(Required task): Some lines in the listing below may include the string "JSON". How many are there? Give only the number.

(Raw records):
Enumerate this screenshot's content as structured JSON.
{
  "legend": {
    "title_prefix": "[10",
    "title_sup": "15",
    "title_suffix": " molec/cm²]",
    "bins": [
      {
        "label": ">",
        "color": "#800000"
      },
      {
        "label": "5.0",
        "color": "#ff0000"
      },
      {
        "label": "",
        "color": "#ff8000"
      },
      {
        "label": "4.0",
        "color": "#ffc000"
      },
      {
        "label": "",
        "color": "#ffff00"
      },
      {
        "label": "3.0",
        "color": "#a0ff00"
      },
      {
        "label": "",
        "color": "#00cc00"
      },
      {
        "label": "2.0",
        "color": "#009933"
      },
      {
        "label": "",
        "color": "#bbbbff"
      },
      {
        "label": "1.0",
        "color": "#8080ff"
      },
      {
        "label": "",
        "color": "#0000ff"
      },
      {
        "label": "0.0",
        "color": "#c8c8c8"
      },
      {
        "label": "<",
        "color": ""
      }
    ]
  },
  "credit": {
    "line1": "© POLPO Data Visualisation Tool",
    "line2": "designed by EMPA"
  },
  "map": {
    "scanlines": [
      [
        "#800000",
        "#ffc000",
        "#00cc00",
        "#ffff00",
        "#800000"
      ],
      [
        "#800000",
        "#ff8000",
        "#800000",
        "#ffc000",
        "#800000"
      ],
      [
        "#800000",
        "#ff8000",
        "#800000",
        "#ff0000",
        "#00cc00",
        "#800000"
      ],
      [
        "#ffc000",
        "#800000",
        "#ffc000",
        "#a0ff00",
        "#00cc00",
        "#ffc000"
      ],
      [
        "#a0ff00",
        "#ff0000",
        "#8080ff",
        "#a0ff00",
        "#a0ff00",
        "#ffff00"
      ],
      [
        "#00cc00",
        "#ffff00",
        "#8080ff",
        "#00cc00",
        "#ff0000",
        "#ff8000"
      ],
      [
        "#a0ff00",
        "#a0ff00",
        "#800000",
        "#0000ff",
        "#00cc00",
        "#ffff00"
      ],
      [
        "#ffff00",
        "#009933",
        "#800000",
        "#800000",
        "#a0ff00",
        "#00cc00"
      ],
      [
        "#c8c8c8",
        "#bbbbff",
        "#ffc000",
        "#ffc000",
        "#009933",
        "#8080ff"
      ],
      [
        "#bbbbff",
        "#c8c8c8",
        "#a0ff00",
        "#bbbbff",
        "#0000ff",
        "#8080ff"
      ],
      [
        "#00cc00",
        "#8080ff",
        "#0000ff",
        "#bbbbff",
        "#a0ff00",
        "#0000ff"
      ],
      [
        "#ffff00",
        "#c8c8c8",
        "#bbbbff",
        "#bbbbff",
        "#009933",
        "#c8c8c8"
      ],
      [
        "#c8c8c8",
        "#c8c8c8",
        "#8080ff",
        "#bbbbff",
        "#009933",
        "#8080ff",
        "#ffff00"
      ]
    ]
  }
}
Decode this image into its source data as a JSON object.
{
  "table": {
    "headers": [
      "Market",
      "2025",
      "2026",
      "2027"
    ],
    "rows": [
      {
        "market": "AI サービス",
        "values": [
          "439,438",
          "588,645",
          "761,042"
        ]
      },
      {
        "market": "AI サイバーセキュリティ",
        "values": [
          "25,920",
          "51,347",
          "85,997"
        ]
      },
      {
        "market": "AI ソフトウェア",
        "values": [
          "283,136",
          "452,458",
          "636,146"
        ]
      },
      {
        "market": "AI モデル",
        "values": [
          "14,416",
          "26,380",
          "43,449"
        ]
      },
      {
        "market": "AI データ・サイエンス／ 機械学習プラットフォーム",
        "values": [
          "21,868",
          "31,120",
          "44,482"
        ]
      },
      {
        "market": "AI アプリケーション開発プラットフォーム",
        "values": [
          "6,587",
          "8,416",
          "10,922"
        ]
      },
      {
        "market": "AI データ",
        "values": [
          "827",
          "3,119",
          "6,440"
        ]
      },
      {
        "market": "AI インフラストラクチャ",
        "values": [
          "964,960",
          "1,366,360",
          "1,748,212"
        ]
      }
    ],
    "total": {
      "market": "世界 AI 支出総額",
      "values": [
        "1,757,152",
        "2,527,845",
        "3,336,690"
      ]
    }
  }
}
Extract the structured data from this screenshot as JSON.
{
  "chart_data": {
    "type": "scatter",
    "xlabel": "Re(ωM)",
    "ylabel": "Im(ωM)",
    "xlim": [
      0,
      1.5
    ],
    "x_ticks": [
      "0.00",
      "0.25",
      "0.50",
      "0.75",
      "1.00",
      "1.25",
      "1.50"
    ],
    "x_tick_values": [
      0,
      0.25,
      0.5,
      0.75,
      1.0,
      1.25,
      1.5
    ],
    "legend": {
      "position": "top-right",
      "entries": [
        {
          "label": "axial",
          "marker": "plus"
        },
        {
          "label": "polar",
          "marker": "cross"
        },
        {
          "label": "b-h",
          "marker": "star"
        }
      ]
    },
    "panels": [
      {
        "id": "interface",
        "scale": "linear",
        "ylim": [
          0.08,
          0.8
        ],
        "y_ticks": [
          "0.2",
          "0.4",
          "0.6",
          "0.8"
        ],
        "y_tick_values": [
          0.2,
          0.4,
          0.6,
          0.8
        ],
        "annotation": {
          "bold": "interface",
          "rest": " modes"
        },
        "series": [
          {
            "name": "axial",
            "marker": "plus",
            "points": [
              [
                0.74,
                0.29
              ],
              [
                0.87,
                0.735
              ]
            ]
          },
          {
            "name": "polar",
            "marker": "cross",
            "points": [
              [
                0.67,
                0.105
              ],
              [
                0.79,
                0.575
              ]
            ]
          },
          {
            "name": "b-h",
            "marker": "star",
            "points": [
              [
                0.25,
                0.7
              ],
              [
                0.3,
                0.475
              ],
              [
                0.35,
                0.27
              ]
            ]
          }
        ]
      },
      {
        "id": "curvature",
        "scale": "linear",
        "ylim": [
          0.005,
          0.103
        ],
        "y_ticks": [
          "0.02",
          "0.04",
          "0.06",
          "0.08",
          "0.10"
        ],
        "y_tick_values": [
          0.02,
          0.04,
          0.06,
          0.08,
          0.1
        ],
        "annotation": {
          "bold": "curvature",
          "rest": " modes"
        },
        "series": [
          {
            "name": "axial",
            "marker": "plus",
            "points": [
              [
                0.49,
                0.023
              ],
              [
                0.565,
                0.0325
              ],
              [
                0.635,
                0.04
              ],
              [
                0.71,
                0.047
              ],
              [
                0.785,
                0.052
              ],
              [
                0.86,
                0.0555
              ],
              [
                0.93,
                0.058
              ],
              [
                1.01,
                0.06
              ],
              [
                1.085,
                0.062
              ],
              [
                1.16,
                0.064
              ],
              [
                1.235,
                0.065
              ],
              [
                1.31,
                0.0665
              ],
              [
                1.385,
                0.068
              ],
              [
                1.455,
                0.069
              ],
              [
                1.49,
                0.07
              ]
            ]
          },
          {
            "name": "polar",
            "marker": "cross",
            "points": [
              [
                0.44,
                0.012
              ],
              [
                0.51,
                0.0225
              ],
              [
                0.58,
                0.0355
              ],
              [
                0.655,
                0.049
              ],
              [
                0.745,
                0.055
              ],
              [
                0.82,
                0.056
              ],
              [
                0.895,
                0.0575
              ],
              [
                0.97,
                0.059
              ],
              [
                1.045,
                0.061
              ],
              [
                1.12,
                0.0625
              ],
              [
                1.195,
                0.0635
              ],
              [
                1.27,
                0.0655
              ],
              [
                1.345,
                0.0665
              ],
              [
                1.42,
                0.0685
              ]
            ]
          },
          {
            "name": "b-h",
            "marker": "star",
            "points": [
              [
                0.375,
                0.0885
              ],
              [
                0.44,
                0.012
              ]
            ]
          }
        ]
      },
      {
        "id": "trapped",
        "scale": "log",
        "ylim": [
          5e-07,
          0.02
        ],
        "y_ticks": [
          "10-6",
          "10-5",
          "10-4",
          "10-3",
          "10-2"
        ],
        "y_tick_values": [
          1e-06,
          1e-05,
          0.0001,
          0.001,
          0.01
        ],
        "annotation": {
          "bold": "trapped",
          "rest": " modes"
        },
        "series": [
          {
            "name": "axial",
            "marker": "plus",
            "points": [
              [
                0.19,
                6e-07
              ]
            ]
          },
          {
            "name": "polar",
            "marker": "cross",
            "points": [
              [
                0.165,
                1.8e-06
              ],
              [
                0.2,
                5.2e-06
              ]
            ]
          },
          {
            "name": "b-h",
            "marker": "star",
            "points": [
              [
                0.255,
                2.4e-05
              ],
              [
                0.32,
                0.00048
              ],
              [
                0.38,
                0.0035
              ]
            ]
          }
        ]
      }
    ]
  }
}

(Solution for this problem): 3